DATA TO PROCESS:
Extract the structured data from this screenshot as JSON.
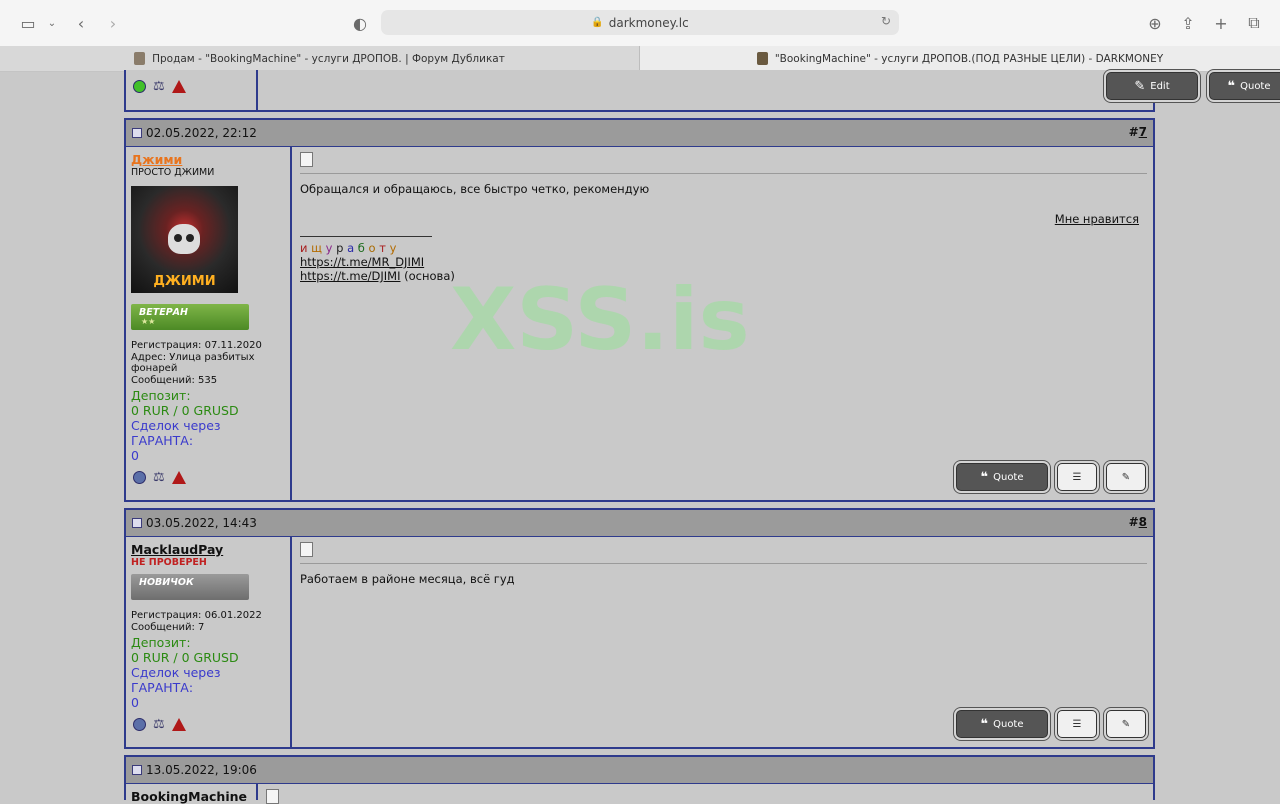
{
  "browser": {
    "address": "darkmoney.lc",
    "tabs": [
      "Продам - \"BookingMachine\" - услуги ДРОПОВ. | Форум Дубликат",
      "\"BookingMachine\" - услуги ДРОПОВ.(ПОД РАЗНЫЕ ЦЕЛИ) - DARKMONEY"
    ]
  },
  "top_buttons": {
    "edit": "Edit",
    "quote": "Quote"
  },
  "watermark": "XSS.is",
  "posts": [
    {
      "date": "02.05.2022, 22:12",
      "number_prefix": "#",
      "number": "7",
      "username": "Джими",
      "user_title": "ПРОСТО ДЖИМИ",
      "avatar_text": "ДЖИМИ",
      "rank": "ВЕТЕРАН",
      "registration": "Регистрация: 07.11.2020",
      "address": "Адрес: Улица разбитых фонарей",
      "messages": "Сообщений: 535",
      "deposit_label": "Депозит:",
      "deposit_value": "0 RUR / 0 GRUSD",
      "deals_label": "Сделок через ГАРАНТА:",
      "deals_value": "0",
      "text": "Обращался и обращаюсь, все быстро четко, рекомендую",
      "like": "Мне нравится",
      "signature_colored": [
        "и",
        "щ",
        "у",
        "р",
        "а",
        "б",
        "о",
        "т",
        "у"
      ],
      "links": [
        "https://t.me/MR_DJIMI",
        "https://t.me/DJIMI"
      ],
      "link2_suffix": " (основа)",
      "quote_button": "Quote"
    },
    {
      "date": "03.05.2022, 14:43",
      "number_prefix": "#",
      "number": "8",
      "username": "MacklaudPay",
      "user_title": "НЕ ПРОВЕРЕН",
      "rank": "НОВИЧОК",
      "registration": "Регистрация: 06.01.2022",
      "messages": "Сообщений: 7",
      "deposit_label": "Депозит:",
      "deposit_value": "0 RUR / 0 GRUSD",
      "deals_label": "Сделок через ГАРАНТА:",
      "deals_value": "0",
      "text": "Работаем в районе месяца, всё гуд",
      "quote_button": "Quote"
    },
    {
      "date": "13.05.2022, 19:06",
      "username": "BookingMachine"
    }
  ],
  "colors": {
    "border": "#2e3a8c",
    "header": "#9b9b9b",
    "deposit": "#2b8a12",
    "deals": "#3a3acc",
    "nick_orange": "#e8741e"
  }
}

TASK:
Each line of the data should be quoted exactly, with pictures left out.

TASK ANSWER:
Extract the structured data from this screenshot as JSON.
{
  "browser": {
    "address": "darkmoney.lc",
    "tabs": [
      "Продам - \"BookingMachine\" - услуги ДРОПОВ. | Форум Дубликат",
      "\"BookingMachine\" - услуги ДРОПОВ.(ПОД РАЗНЫЕ ЦЕЛИ) - DARKMONEY"
    ]
  },
  "top_buttons": {
    "edit": "Edit",
    "quote": "Quote"
  },
  "watermark": "XSS.is",
  "posts": [
    {
      "date": "02.05.2022, 22:12",
      "number_prefix": "#",
      "number": "7",
      "username": "Джими",
      "user_title": "ПРОСТО ДЖИМИ",
      "avatar_text": "ДЖИМИ",
      "rank": "ВЕТЕРАН",
      "registration": "Регистрация: 07.11.2020",
      "address": "Адрес: Улица разбитых фонарей",
      "messages": "Сообщений: 535",
      "deposit_label": "Депозит:",
      "deposit_value": "0 RUR / 0 GRUSD",
      "deals_label": "Сделок через ГАРАНТА:",
      "deals_value": "0",
      "text": "Обращался и обращаюсь, все быстро четко, рекомендую",
      "like": "Мне нравится",
      "signature_colored": [
        "и",
        "щ",
        "у",
        "р",
        "а",
        "б",
        "о",
        "т",
        "у"
      ],
      "links": [
        "https://t.me/MR_DJIMI",
        "https://t.me/DJIMI"
      ],
      "link2_suffix": " (основа)",
      "quote_button": "Quote"
    },
    {
      "date": "03.05.2022, 14:43",
      "number_prefix": "#",
      "number": "8",
      "username": "MacklaudPay",
      "user_title": "НЕ ПРОВЕРЕН",
      "rank": "НОВИЧОК",
      "registration": "Регистрация: 06.01.2022",
      "messages": "Сообщений: 7",
      "deposit_label": "Депозит:",
      "deposit_value": "0 RUR / 0 GRUSD",
      "deals_label": "Сделок через ГАРАНТА:",
      "deals_value": "0",
      "text": "Работаем в районе месяца, всё гуд",
      "quote_button": "Quote"
    },
    {
      "date": "13.05.2022, 19:06",
      "username": "BookingMachine"
    }
  ],
  "colors": {
    "border": "#2e3a8c",
    "header": "#9b9b9b",
    "deposit": "#2b8a12",
    "deals": "#3a3acc",
    "nick_orange": "#e8741e"
  }
}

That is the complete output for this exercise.